Every line that contains "спорта" counts once; give the total number of such lines, with no other words.
━━━━━ DATA PROVIDED ━━━━━
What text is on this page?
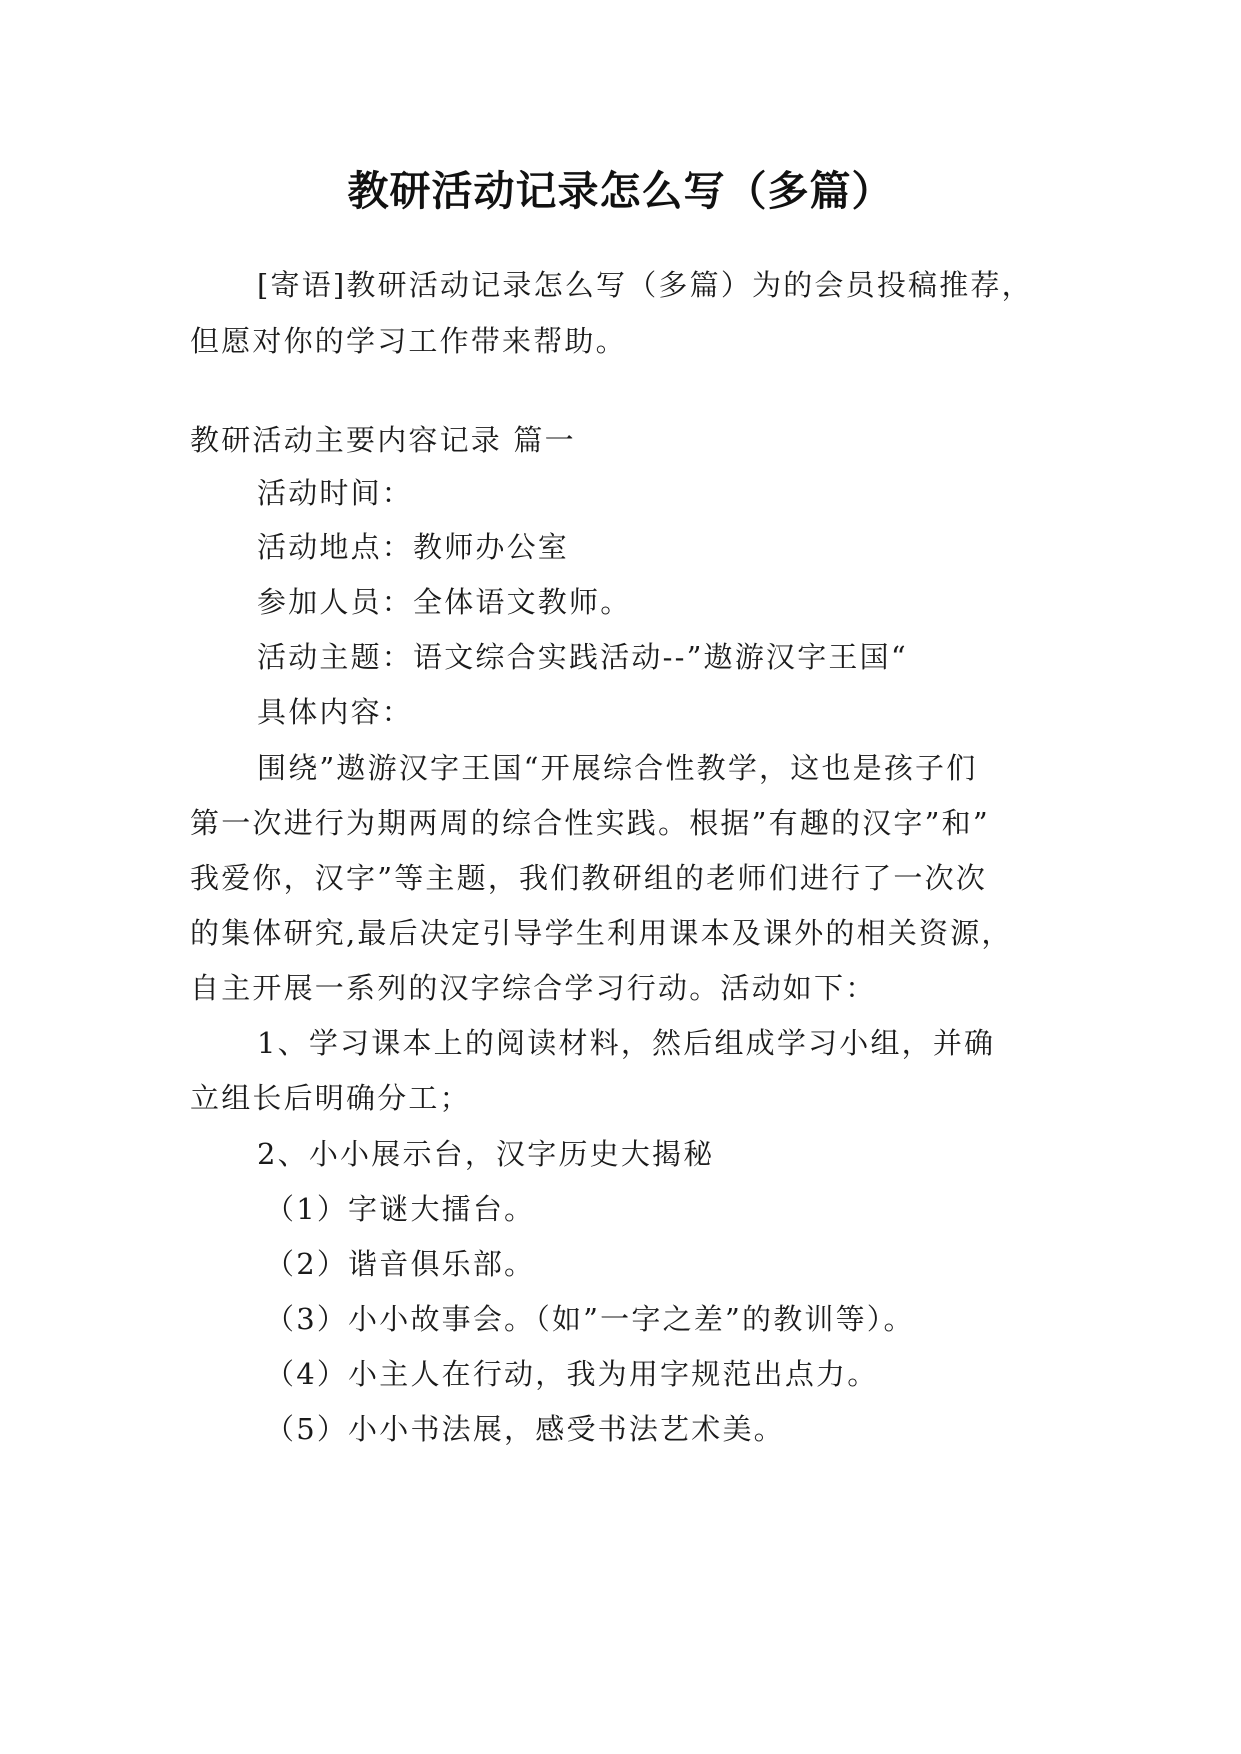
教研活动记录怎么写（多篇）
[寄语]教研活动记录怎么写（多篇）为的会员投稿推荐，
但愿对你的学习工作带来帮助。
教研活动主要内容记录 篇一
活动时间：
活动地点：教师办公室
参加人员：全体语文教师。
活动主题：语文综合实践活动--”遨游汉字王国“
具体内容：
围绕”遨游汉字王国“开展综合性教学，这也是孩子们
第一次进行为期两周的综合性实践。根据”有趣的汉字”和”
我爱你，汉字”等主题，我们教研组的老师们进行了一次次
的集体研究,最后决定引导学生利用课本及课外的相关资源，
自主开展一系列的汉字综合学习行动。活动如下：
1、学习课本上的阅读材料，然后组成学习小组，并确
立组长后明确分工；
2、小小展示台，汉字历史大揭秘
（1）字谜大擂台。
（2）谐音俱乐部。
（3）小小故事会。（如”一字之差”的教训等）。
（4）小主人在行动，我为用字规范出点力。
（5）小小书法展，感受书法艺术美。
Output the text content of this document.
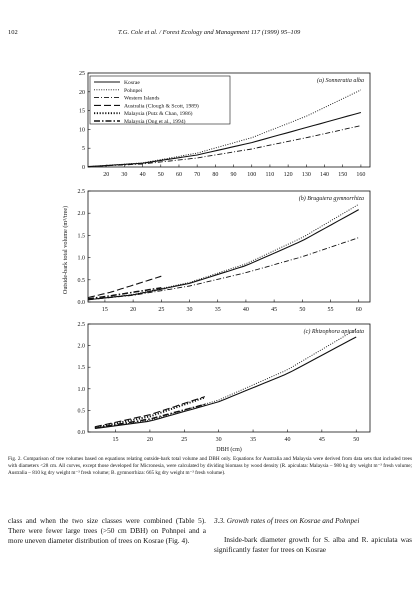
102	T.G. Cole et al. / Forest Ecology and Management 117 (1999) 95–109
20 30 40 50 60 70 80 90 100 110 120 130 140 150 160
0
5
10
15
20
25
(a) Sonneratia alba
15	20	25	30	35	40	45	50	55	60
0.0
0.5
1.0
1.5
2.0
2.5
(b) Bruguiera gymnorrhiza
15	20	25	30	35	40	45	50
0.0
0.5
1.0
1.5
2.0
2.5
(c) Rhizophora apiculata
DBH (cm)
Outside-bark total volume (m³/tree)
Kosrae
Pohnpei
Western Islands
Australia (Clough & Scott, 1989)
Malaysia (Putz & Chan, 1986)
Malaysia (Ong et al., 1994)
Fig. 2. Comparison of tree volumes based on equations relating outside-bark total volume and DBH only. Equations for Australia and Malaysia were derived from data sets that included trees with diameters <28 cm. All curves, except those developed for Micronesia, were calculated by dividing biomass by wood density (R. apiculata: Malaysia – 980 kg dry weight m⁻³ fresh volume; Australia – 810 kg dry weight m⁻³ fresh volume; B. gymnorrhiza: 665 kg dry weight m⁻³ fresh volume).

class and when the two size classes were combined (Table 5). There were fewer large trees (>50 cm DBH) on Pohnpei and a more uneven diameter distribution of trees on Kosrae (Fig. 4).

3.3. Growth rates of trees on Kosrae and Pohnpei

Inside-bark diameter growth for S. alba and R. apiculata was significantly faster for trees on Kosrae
━━━━━
━━━━━ DATA PROVIDED ━━━━━
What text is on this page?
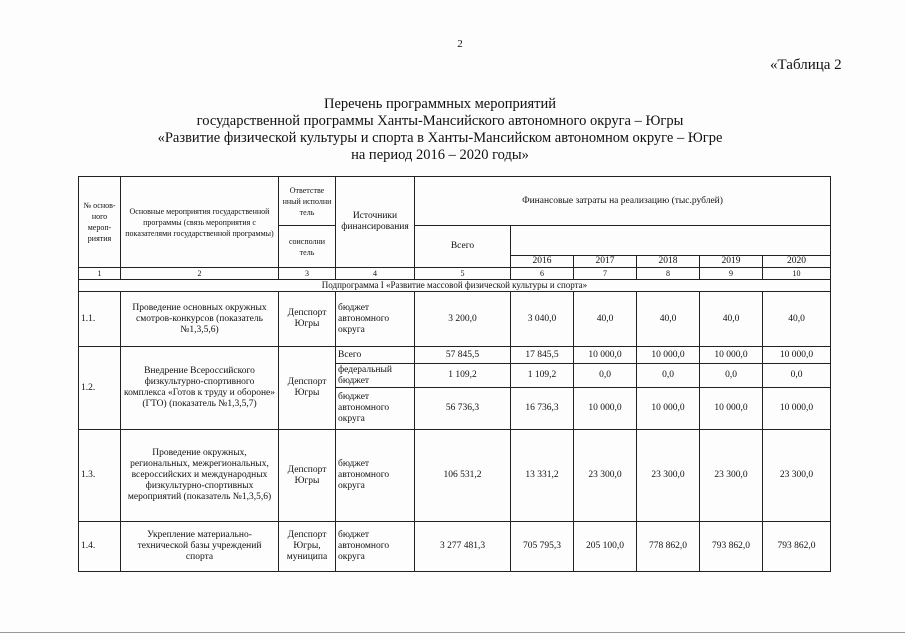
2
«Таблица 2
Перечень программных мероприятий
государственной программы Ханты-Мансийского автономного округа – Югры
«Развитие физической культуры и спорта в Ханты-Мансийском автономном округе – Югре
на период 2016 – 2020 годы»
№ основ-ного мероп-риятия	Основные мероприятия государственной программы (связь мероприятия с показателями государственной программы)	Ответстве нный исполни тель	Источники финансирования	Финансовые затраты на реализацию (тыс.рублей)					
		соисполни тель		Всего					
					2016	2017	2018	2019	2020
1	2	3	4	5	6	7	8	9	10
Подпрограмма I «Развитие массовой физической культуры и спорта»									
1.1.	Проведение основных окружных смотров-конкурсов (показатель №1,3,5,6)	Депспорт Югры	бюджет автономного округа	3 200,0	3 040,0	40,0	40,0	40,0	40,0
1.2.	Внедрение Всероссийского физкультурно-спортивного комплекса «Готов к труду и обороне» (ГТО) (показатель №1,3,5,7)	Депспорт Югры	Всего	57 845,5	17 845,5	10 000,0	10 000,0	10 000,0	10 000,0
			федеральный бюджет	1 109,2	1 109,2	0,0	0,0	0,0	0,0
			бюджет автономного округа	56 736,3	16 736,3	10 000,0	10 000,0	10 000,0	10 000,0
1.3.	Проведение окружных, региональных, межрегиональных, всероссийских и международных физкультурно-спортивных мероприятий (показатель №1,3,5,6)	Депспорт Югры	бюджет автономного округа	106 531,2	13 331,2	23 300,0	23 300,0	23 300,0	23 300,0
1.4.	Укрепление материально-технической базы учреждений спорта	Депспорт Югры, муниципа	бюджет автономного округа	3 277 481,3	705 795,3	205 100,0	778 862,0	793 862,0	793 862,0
━━━━━
━━━━━ DATA PROVIDED ━━━━━
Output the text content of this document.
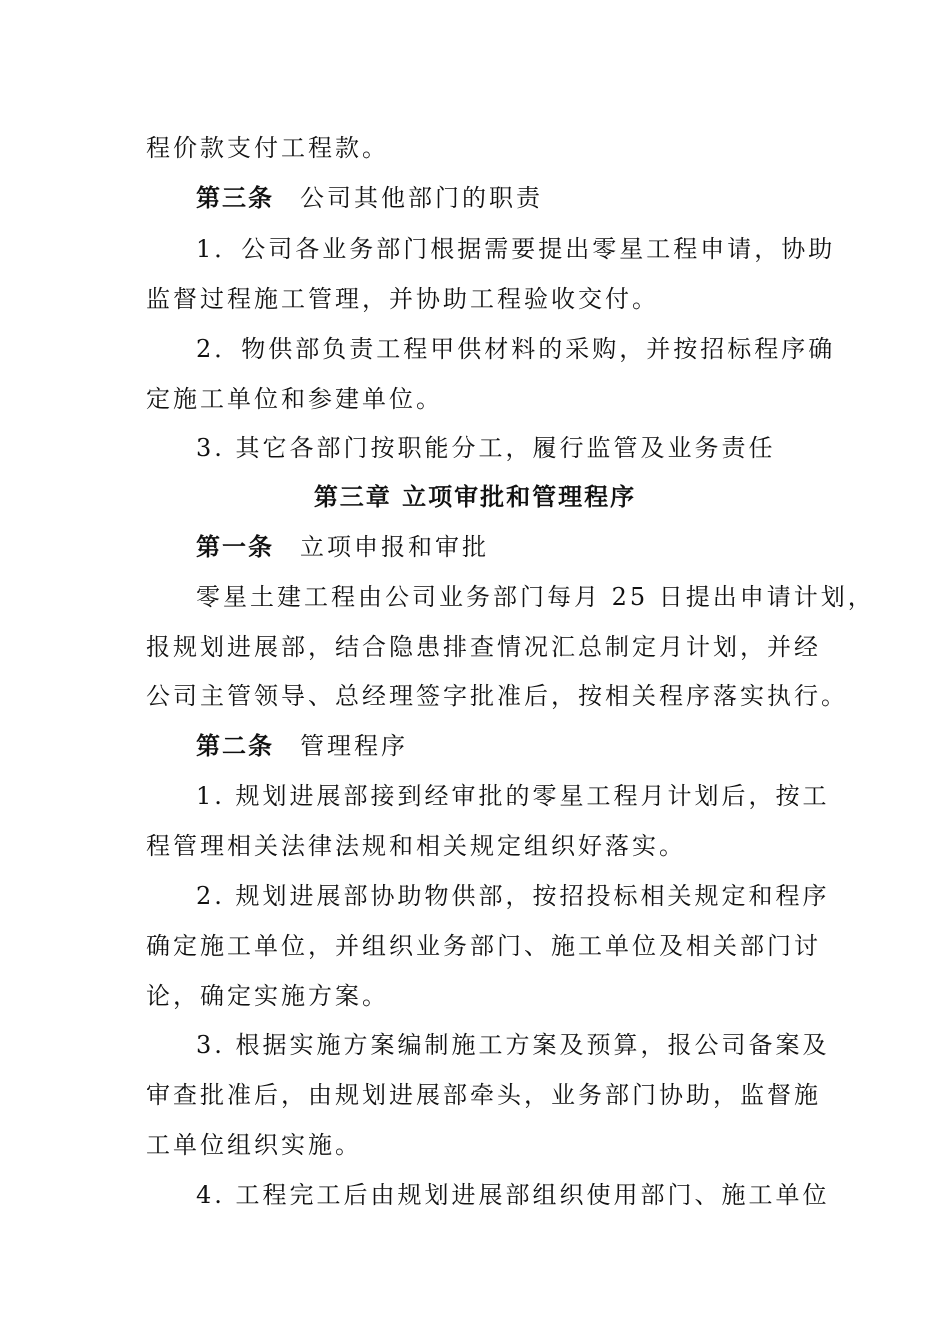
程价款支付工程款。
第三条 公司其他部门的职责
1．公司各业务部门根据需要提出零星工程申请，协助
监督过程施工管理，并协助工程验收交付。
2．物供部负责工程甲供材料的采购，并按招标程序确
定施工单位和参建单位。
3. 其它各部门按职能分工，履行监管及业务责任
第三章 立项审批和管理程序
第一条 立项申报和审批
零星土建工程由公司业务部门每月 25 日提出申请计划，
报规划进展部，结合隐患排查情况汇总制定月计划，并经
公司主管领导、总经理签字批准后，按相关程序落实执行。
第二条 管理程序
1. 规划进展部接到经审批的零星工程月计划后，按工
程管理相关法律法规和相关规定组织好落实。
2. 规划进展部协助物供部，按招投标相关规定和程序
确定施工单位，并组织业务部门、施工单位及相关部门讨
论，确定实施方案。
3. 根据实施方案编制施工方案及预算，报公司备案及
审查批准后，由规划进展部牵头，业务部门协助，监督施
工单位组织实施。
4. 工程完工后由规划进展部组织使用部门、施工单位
━━━━━
RESPONSE: 3